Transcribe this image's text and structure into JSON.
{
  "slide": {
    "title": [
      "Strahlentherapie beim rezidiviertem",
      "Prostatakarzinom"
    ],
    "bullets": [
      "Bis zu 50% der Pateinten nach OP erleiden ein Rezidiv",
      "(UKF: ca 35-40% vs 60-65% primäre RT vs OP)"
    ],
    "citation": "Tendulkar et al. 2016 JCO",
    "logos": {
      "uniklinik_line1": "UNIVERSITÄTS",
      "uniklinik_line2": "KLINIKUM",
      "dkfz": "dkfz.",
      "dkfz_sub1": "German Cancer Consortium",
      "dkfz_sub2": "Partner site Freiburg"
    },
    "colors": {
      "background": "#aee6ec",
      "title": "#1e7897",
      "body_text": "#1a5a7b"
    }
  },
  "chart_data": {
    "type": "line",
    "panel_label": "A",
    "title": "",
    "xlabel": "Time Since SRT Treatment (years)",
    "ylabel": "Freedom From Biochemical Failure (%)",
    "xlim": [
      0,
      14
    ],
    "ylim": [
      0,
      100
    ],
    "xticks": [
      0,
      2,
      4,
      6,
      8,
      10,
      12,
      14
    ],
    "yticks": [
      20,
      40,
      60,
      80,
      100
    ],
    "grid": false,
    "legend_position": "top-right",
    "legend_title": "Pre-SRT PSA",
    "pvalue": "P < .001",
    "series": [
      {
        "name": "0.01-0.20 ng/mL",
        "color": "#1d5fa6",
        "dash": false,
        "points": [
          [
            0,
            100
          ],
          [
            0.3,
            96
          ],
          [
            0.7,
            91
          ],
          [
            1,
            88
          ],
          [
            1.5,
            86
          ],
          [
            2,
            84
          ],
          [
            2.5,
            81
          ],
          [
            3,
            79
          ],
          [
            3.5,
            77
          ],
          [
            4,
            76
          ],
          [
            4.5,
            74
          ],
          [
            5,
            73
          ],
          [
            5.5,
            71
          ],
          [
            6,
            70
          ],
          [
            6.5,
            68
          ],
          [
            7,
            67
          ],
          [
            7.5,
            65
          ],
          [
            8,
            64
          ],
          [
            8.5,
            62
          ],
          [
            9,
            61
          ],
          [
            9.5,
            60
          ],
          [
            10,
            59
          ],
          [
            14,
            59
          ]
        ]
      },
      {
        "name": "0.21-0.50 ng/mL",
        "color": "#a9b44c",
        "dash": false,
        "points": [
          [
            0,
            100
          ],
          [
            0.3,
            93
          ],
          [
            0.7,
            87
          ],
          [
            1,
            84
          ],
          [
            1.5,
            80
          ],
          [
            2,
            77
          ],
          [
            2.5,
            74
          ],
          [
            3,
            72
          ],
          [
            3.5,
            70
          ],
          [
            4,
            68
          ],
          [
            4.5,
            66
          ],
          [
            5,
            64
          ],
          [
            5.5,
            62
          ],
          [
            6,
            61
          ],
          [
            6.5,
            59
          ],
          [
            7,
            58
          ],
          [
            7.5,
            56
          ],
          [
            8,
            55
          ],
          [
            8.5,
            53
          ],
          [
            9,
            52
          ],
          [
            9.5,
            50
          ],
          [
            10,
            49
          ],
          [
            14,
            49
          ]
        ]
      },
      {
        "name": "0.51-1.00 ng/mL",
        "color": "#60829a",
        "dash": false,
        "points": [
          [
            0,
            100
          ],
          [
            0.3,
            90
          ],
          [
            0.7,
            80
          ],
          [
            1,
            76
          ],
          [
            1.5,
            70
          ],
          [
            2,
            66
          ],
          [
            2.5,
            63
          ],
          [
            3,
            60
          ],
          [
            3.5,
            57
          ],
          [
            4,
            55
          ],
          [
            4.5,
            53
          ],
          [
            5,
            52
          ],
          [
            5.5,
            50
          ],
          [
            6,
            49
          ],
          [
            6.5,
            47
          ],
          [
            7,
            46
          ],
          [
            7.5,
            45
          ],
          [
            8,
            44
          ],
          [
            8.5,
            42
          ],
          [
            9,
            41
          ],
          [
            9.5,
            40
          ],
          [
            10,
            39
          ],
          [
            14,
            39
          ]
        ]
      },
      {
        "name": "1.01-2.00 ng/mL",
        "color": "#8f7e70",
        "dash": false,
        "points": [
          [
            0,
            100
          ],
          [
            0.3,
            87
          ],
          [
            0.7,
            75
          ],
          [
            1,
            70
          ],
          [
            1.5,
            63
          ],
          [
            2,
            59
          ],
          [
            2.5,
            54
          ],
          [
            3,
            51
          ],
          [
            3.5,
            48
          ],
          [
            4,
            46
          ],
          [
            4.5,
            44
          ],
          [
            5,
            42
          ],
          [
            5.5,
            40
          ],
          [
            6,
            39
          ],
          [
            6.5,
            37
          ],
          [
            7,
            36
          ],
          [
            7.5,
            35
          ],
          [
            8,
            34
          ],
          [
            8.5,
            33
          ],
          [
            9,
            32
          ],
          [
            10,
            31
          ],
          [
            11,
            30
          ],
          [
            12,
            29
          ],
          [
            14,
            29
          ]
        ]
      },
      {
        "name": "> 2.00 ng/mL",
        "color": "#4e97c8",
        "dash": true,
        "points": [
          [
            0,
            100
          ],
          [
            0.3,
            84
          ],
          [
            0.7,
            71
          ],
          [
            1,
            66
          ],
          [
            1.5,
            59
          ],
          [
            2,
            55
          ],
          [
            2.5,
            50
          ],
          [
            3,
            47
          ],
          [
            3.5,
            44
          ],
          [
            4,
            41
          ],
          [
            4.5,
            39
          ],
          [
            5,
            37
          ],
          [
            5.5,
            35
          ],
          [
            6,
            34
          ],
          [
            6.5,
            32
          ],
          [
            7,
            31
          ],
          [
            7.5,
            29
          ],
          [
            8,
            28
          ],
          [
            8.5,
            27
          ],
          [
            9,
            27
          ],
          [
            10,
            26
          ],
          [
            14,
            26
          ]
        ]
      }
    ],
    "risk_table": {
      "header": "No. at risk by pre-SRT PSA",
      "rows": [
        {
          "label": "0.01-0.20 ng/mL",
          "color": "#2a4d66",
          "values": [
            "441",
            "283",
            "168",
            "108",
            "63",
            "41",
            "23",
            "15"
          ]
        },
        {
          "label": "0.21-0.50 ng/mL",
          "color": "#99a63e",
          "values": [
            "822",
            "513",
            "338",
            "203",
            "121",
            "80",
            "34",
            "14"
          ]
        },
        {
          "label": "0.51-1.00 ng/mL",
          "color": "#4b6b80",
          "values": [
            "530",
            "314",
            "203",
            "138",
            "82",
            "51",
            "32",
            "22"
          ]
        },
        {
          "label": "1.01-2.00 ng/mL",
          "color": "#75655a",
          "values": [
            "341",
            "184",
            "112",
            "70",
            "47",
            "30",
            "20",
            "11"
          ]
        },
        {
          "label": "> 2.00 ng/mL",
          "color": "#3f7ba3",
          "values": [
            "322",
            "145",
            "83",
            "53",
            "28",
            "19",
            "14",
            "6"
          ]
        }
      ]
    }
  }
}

**EXERCISE INSTRUCTIONS**
Give the listing again, word for word.

**EXPECTED ANSWER**
Transcribe this image's text and structure into JSON.
{
  "slide": {
    "title": [
      "Strahlentherapie beim rezidiviertem",
      "Prostatakarzinom"
    ],
    "bullets": [
      "Bis zu 50% der Pateinten nach OP erleiden ein Rezidiv",
      "(UKF: ca 35-40% vs 60-65% primäre RT vs OP)"
    ],
    "citation": "Tendulkar et al. 2016 JCO",
    "logos": {
      "uniklinik_line1": "UNIVERSITÄTS",
      "uniklinik_line2": "KLINIKUM",
      "dkfz": "dkfz.",
      "dkfz_sub1": "German Cancer Consortium",
      "dkfz_sub2": "Partner site Freiburg"
    },
    "colors": {
      "background": "#aee6ec",
      "title": "#1e7897",
      "body_text": "#1a5a7b"
    }
  },
  "chart_data": {
    "type": "line",
    "panel_label": "A",
    "title": "",
    "xlabel": "Time Since SRT Treatment (years)",
    "ylabel": "Freedom From Biochemical Failure (%)",
    "xlim": [
      0,
      14
    ],
    "ylim": [
      0,
      100
    ],
    "xticks": [
      0,
      2,
      4,
      6,
      8,
      10,
      12,
      14
    ],
    "yticks": [
      20,
      40,
      60,
      80,
      100
    ],
    "grid": false,
    "legend_position": "top-right",
    "legend_title": "Pre-SRT PSA",
    "pvalue": "P < .001",
    "series": [
      {
        "name": "0.01-0.20 ng/mL",
        "color": "#1d5fa6",
        "dash": false,
        "points": [
          [
            0,
            100
          ],
          [
            0.3,
            96
          ],
          [
            0.7,
            91
          ],
          [
            1,
            88
          ],
          [
            1.5,
            86
          ],
          [
            2,
            84
          ],
          [
            2.5,
            81
          ],
          [
            3,
            79
          ],
          [
            3.5,
            77
          ],
          [
            4,
            76
          ],
          [
            4.5,
            74
          ],
          [
            5,
            73
          ],
          [
            5.5,
            71
          ],
          [
            6,
            70
          ],
          [
            6.5,
            68
          ],
          [
            7,
            67
          ],
          [
            7.5,
            65
          ],
          [
            8,
            64
          ],
          [
            8.5,
            62
          ],
          [
            9,
            61
          ],
          [
            9.5,
            60
          ],
          [
            10,
            59
          ],
          [
            14,
            59
          ]
        ]
      },
      {
        "name": "0.21-0.50 ng/mL",
        "color": "#a9b44c",
        "dash": false,
        "points": [
          [
            0,
            100
          ],
          [
            0.3,
            93
          ],
          [
            0.7,
            87
          ],
          [
            1,
            84
          ],
          [
            1.5,
            80
          ],
          [
            2,
            77
          ],
          [
            2.5,
            74
          ],
          [
            3,
            72
          ],
          [
            3.5,
            70
          ],
          [
            4,
            68
          ],
          [
            4.5,
            66
          ],
          [
            5,
            64
          ],
          [
            5.5,
            62
          ],
          [
            6,
            61
          ],
          [
            6.5,
            59
          ],
          [
            7,
            58
          ],
          [
            7.5,
            56
          ],
          [
            8,
            55
          ],
          [
            8.5,
            53
          ],
          [
            9,
            52
          ],
          [
            9.5,
            50
          ],
          [
            10,
            49
          ],
          [
            14,
            49
          ]
        ]
      },
      {
        "name": "0.51-1.00 ng/mL",
        "color": "#60829a",
        "dash": false,
        "points": [
          [
            0,
            100
          ],
          [
            0.3,
            90
          ],
          [
            0.7,
            80
          ],
          [
            1,
            76
          ],
          [
            1.5,
            70
          ],
          [
            2,
            66
          ],
          [
            2.5,
            63
          ],
          [
            3,
            60
          ],
          [
            3.5,
            57
          ],
          [
            4,
            55
          ],
          [
            4.5,
            53
          ],
          [
            5,
            52
          ],
          [
            5.5,
            50
          ],
          [
            6,
            49
          ],
          [
            6.5,
            47
          ],
          [
            7,
            46
          ],
          [
            7.5,
            45
          ],
          [
            8,
            44
          ],
          [
            8.5,
            42
          ],
          [
            9,
            41
          ],
          [
            9.5,
            40
          ],
          [
            10,
            39
          ],
          [
            14,
            39
          ]
        ]
      },
      {
        "name": "1.01-2.00 ng/mL",
        "color": "#8f7e70",
        "dash": false,
        "points": [
          [
            0,
            100
          ],
          [
            0.3,
            87
          ],
          [
            0.7,
            75
          ],
          [
            1,
            70
          ],
          [
            1.5,
            63
          ],
          [
            2,
            59
          ],
          [
            2.5,
            54
          ],
          [
            3,
            51
          ],
          [
            3.5,
            48
          ],
          [
            4,
            46
          ],
          [
            4.5,
            44
          ],
          [
            5,
            42
          ],
          [
            5.5,
            40
          ],
          [
            6,
            39
          ],
          [
            6.5,
            37
          ],
          [
            7,
            36
          ],
          [
            7.5,
            35
          ],
          [
            8,
            34
          ],
          [
            8.5,
            33
          ],
          [
            9,
            32
          ],
          [
            10,
            31
          ],
          [
            11,
            30
          ],
          [
            12,
            29
          ],
          [
            14,
            29
          ]
        ]
      },
      {
        "name": "> 2.00 ng/mL",
        "color": "#4e97c8",
        "dash": true,
        "points": [
          [
            0,
            100
          ],
          [
            0.3,
            84
          ],
          [
            0.7,
            71
          ],
          [
            1,
            66
          ],
          [
            1.5,
            59
          ],
          [
            2,
            55
          ],
          [
            2.5,
            50
          ],
          [
            3,
            47
          ],
          [
            3.5,
            44
          ],
          [
            4,
            41
          ],
          [
            4.5,
            39
          ],
          [
            5,
            37
          ],
          [
            5.5,
            35
          ],
          [
            6,
            34
          ],
          [
            6.5,
            32
          ],
          [
            7,
            31
          ],
          [
            7.5,
            29
          ],
          [
            8,
            28
          ],
          [
            8.5,
            27
          ],
          [
            9,
            27
          ],
          [
            10,
            26
          ],
          [
            14,
            26
          ]
        ]
      }
    ],
    "risk_table": {
      "header": "No. at risk by pre-SRT PSA",
      "rows": [
        {
          "label": "0.01-0.20 ng/mL",
          "color": "#2a4d66",
          "values": [
            "441",
            "283",
            "168",
            "108",
            "63",
            "41",
            "23",
            "15"
          ]
        },
        {
          "label": "0.21-0.50 ng/mL",
          "color": "#99a63e",
          "values": [
            "822",
            "513",
            "338",
            "203",
            "121",
            "80",
            "34",
            "14"
          ]
        },
        {
          "label": "0.51-1.00 ng/mL",
          "color": "#4b6b80",
          "values": [
            "530",
            "314",
            "203",
            "138",
            "82",
            "51",
            "32",
            "22"
          ]
        },
        {
          "label": "1.01-2.00 ng/mL",
          "color": "#75655a",
          "values": [
            "341",
            "184",
            "112",
            "70",
            "47",
            "30",
            "20",
            "11"
          ]
        },
        {
          "label": "> 2.00 ng/mL",
          "color": "#3f7ba3",
          "values": [
            "322",
            "145",
            "83",
            "53",
            "28",
            "19",
            "14",
            "6"
          ]
        }
      ]
    }
  }
}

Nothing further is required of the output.